PROBLEM STATEMENT
Search the data below for the word "Collaborators" and copy each line that holds it.

# start of INPUT MATERIAL

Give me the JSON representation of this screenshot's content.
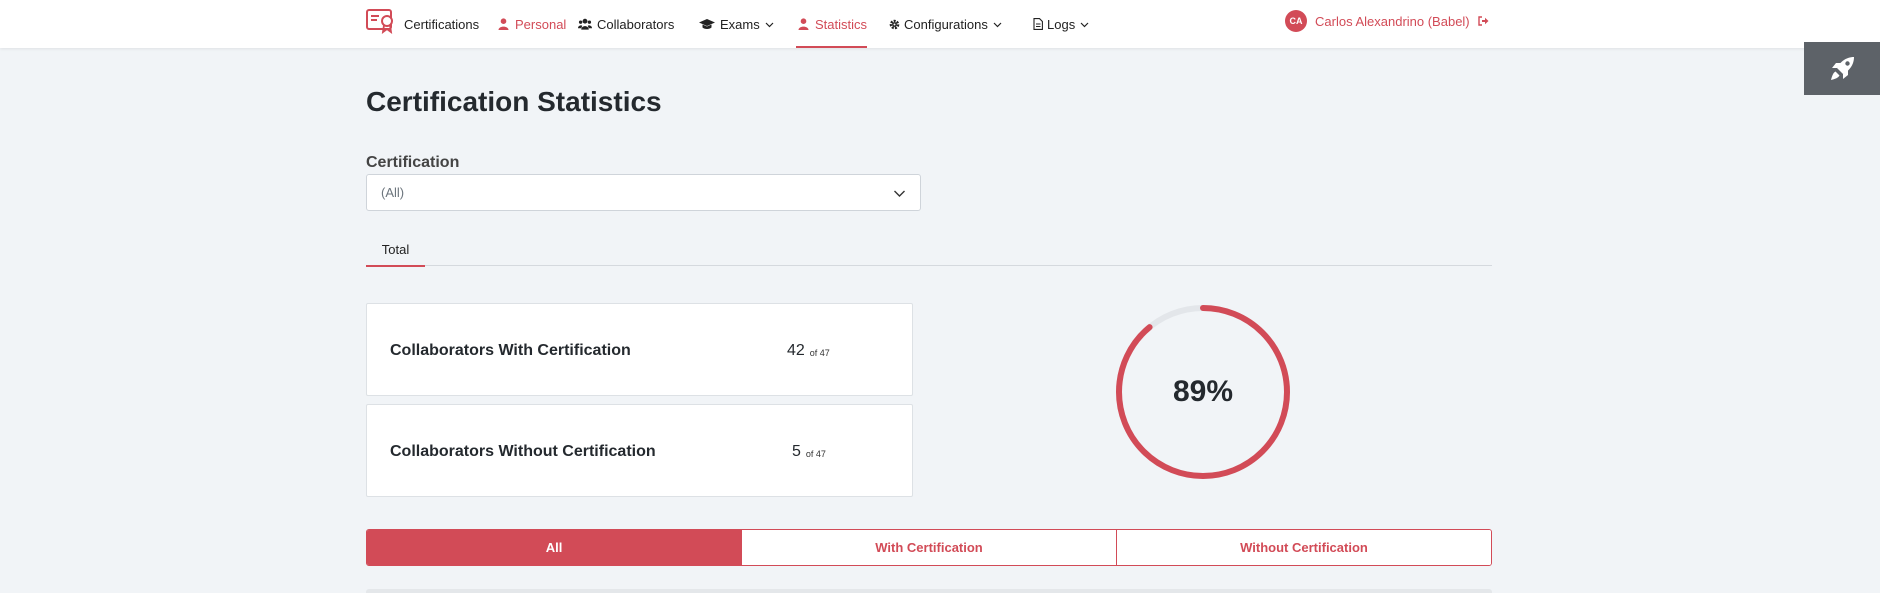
{
  "nav": {
    "items": [
      {
        "label": "Certifications"
      },
      {
        "label": "Personal"
      },
      {
        "label": "Collaborators"
      },
      {
        "label": "Exams"
      },
      {
        "label": "Statistics"
      },
      {
        "label": "Configurations"
      },
      {
        "label": "Logs"
      }
    ],
    "user": {
      "initials": "CA",
      "name": "Carlos Alexandrino (Babel)"
    }
  },
  "page": {
    "title": "Certification Statistics",
    "certification_label": "Certification",
    "certification_value": "(All)",
    "tabs": [
      {
        "label": "Total"
      }
    ]
  },
  "stats": {
    "with": {
      "label": "Collaborators With Certification",
      "value": "42",
      "of": "of 47"
    },
    "without": {
      "label": "Collaborators Without Certification",
      "value": "5",
      "of": "of 47"
    }
  },
  "gauge": {
    "percent_text": "89%",
    "fraction": 0.89
  },
  "filters": [
    {
      "label": "All"
    },
    {
      "label": "With Certification"
    },
    {
      "label": "Without Certification"
    }
  ],
  "colors": {
    "accent": "#d24b57",
    "track": "#e3e6ea"
  },
  "icons": [
    "certificate-logo-icon",
    "user-icon",
    "users-icon",
    "graduation-cap-icon",
    "gear-icon",
    "file-icon",
    "chevron-down-icon",
    "sign-out-icon",
    "rocket-icon"
  ]
}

# end of INPUT MATERIAL

EXERCISE ANSWER
        "label": "Collaborators"
      "label": "Collaborators With Certification",
      "label": "Collaborators Without Certification",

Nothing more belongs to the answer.